Task prompt —
Keep every line where the word "资本性支出" appears; drop the rest.

Listed entries —
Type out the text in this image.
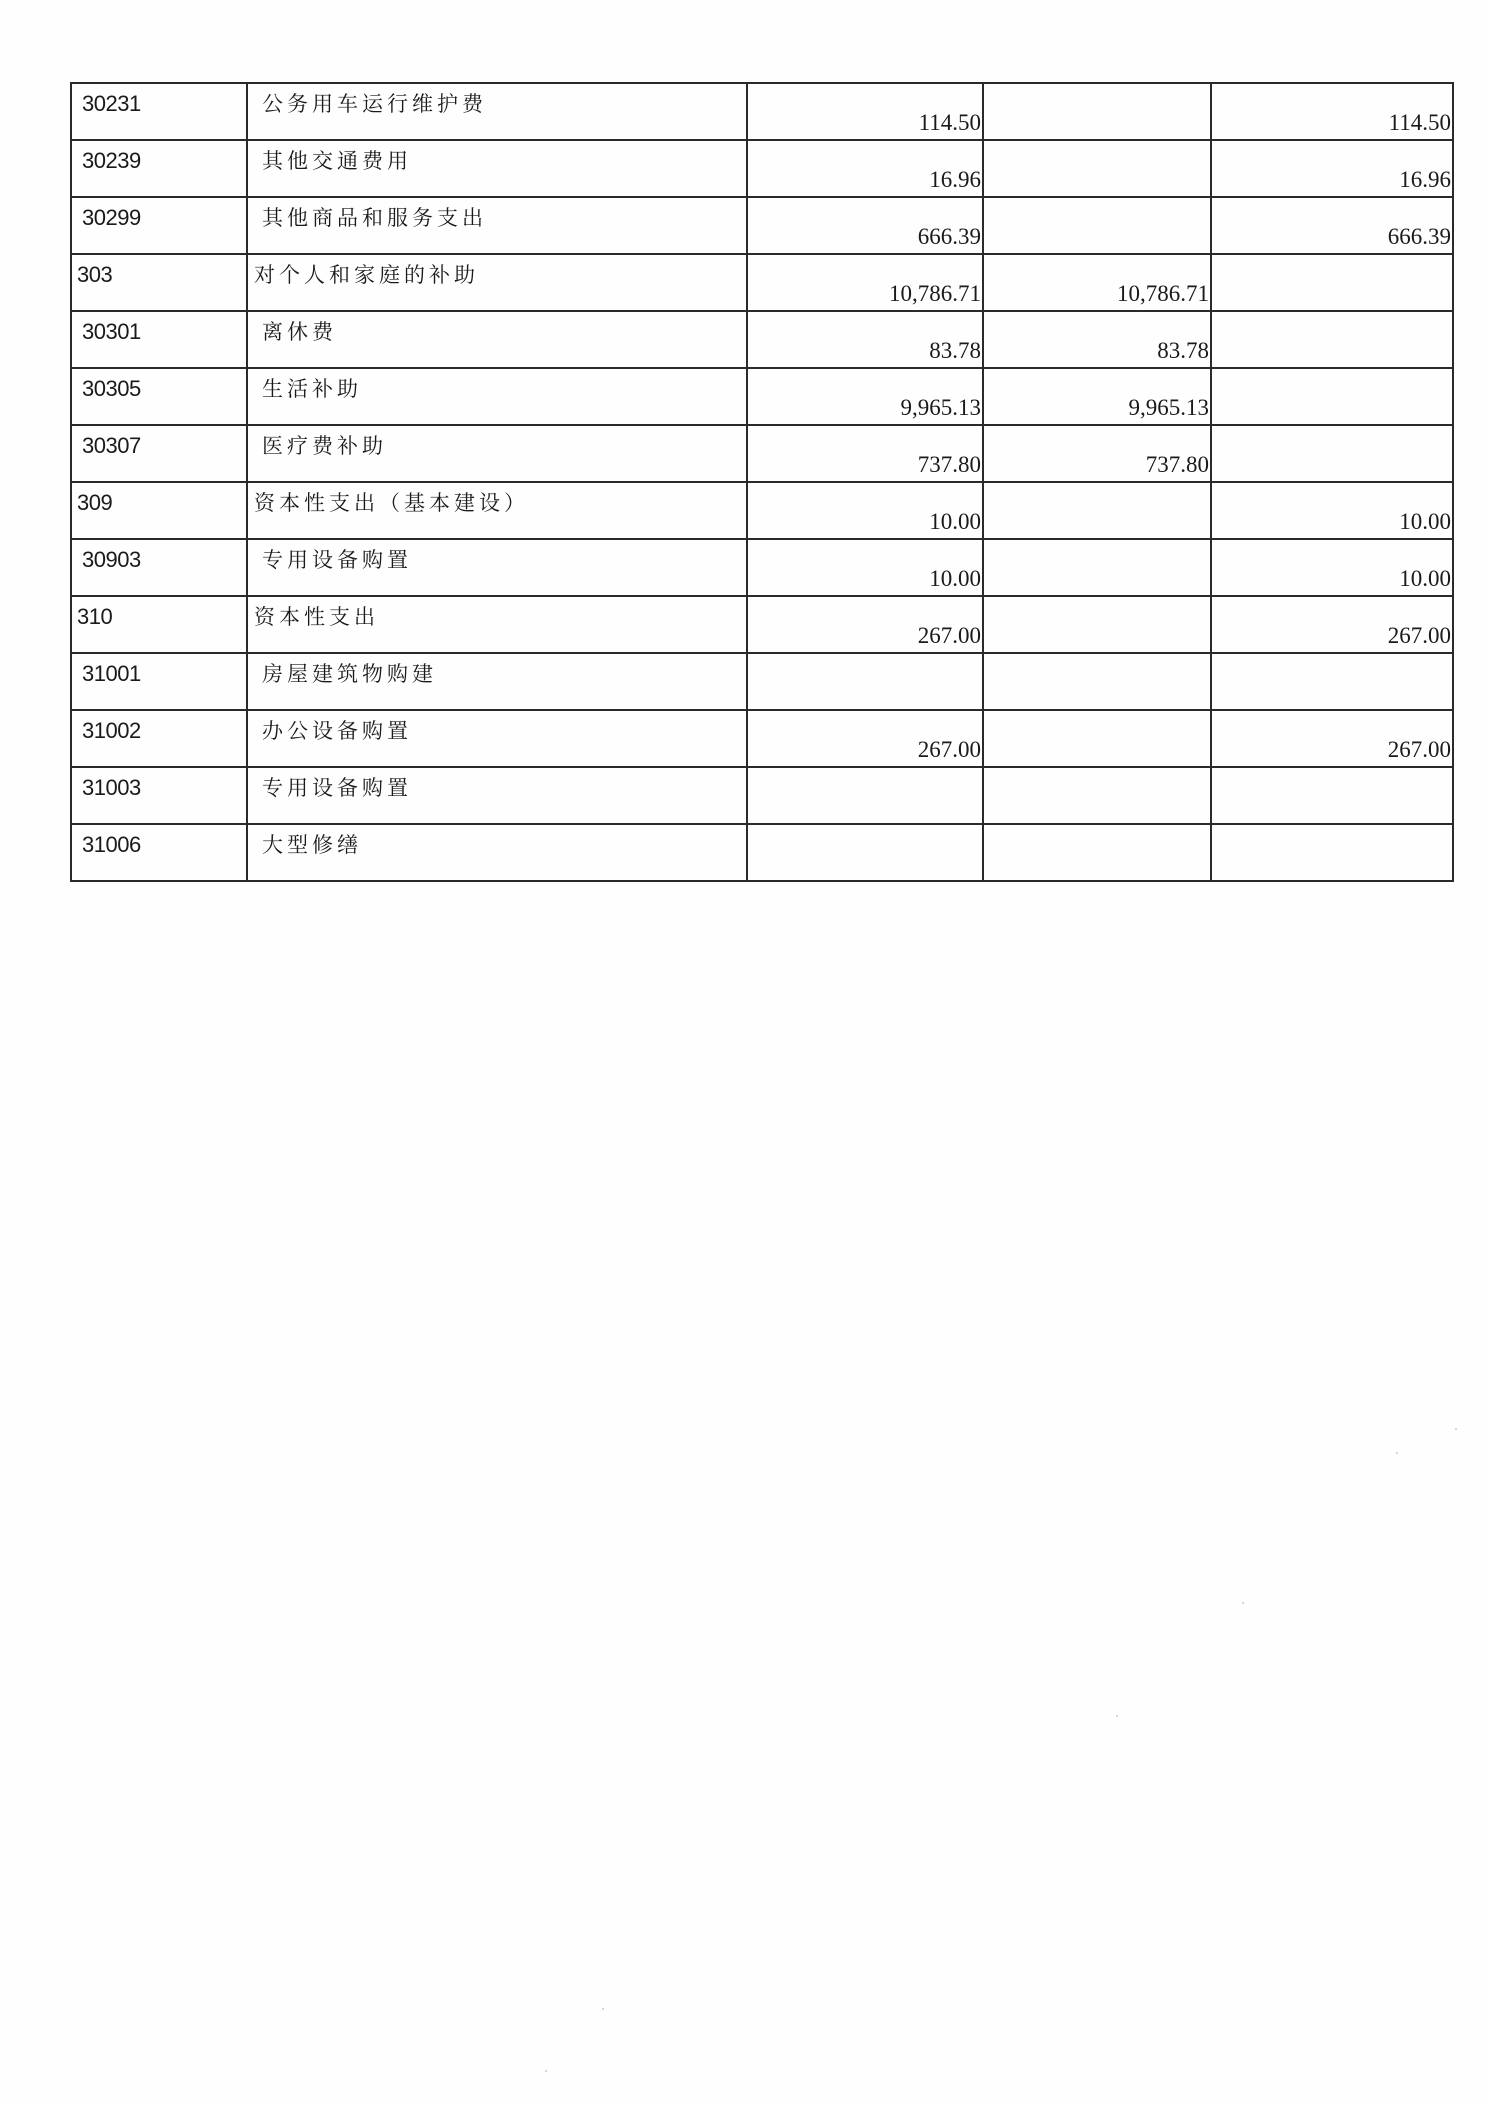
30231	公务用车运行维护费	114.50		114.50
30239	其他交通费用	16.96		16.96
30299	其他商品和服务支出	666.39		666.39
303	对个人和家庭的补助	10,786.71	10,786.71	
30301	离休费	83.78	83.78	
30305	生活补助	9,965.13	9,965.13	
30307	医疗费补助	737.80	737.80	
309	资本性支出（基本建设）	10.00		10.00
30903	专用设备购置	10.00		10.00
310	资本性支出	267.00		267.00
31001	房屋建筑物购建			
31002	办公设备购置	267.00		267.00
31003	专用设备购置			
31006	大型修缮			
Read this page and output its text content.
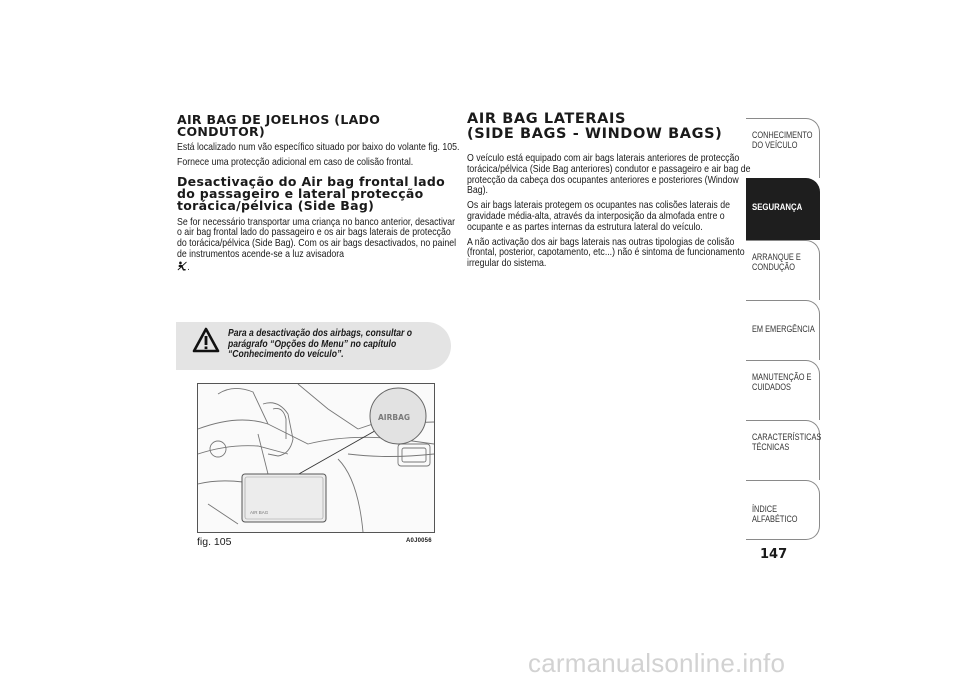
AIR BAG DE JOELHOS (LADO CONDUTOR)

Está localizado num vão específico situado por baixo do volante fig. 105.

Fornece uma protecção adicional em caso de colisão frontal.

Desactivação do Air bag frontal lado do passageiro e lateral protecção torácica/pélvica (Side Bag)

Se for necessário transportar uma criança no banco anterior, desactivar o air bag frontal lado do passageiro e os air bags laterais de protecção do torácica/pélvica (Side Bag). Com os air bags desactivados, no painel de instrumentos acende-se a luz avisadora
.

Para a desactivação dos airbags, consultar o parágrafo “Opções do Menu” no capítulo “Conhecimento do veículo”.
AIR BAG
AIRBAG
fig. 105	A0J0056
AIR BAG LATERAIS
(SIDE BAGS - WINDOW BAGS)

O veículo está equipado com air bags laterais anteriores de protecção torácica/pélvica (Side Bag anteriores) condutor e passageiro e air bag de protecção da cabeça dos ocupantes anteriores e posteriores (Window Bag).

Os air bags laterais protegem os ocupantes nas colisões laterais de gravidade média-alta, através da interposição da almofada entre o ocupante e as partes internas da estrutura lateral do veículo.

A não activação dos air bags laterais nas outras tipologias de colisão (frontal, posterior, capotamento, etc...) não é sintoma de funcionamento irregular do sistema.

CONHECIMENTO DO VEÍCULO
SEGURANÇA
ARRANQUE E CONDUÇÃO
EM EMERGÊNCIA
MANUTENÇÃO E CUIDADOS
CARACTERÍSTICAS TÉCNICAS
ÍNDICE ALFABÉTICO
147
carmanualsonline.info
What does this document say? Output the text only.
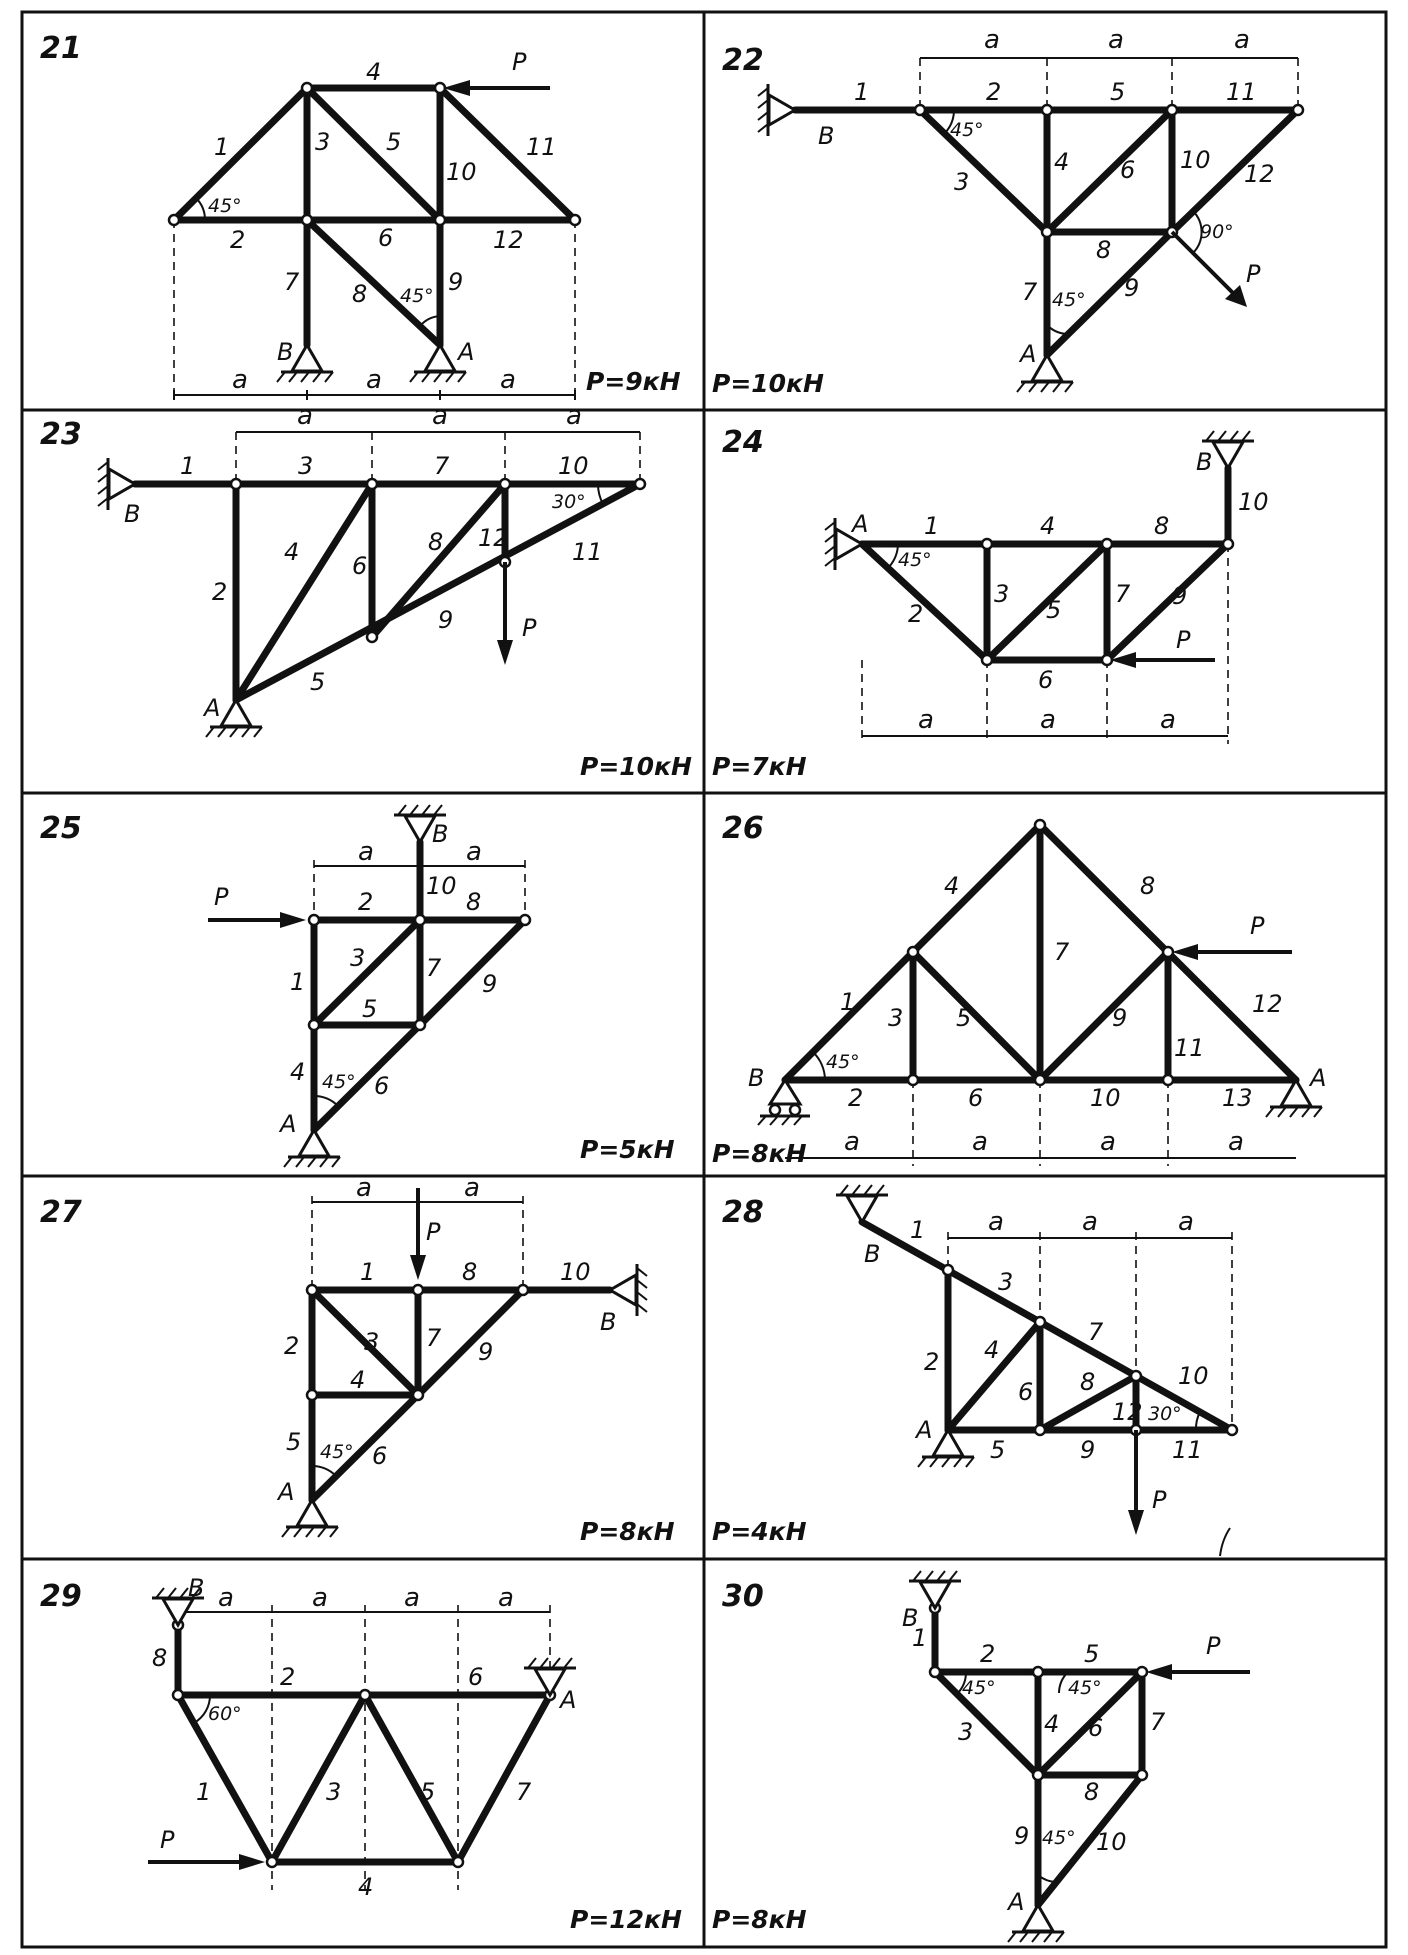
21
1
2
3
4
5
6
7 8	9
10
11
12
45°
45°
B	A
P
a	a	a	P=9кН
22
1	2
3
4
5
6
7
8
9
10
11
12
45°
45°
90°
B
A
P
a	a	a
P=10кН
23
1
2
3
4
5
6
7
8
9
10
11
12
30°
B
A
P
a	a	a
P=10кН
24
1
2
3
4
5
6
7
8
9
10
45°
A
B
P
a	a	a
P=7кН
25
1
2
3
4
5
6
7
8
9
10
45°
B
A
P
a	a
P=5кН
26
1
2
3
4
5
6
7
8
9
10
11
12
13
45°
B	A
P
a	a	a	a
P=8кН
27
1
2	3
4
5	6
7
8
9
10
45°
A
B
P
a	a
P=8кН
28	1
2
3
4
5
6
7
8
9
10
11
12 30°
B
A
P
a	a	a
P=4кН
29
1
2
3
4
5
6
7
8
60°
B
A
P
a	a	a	a
P=12кН
30
1
2
3	4
5
6 7
8
9	10
45°	45°
45°
B
A
P
P=8кН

Worked solution —
309	资本性支出（基本建设）	10.00		10.00
310	资本性支出	267.00		267.00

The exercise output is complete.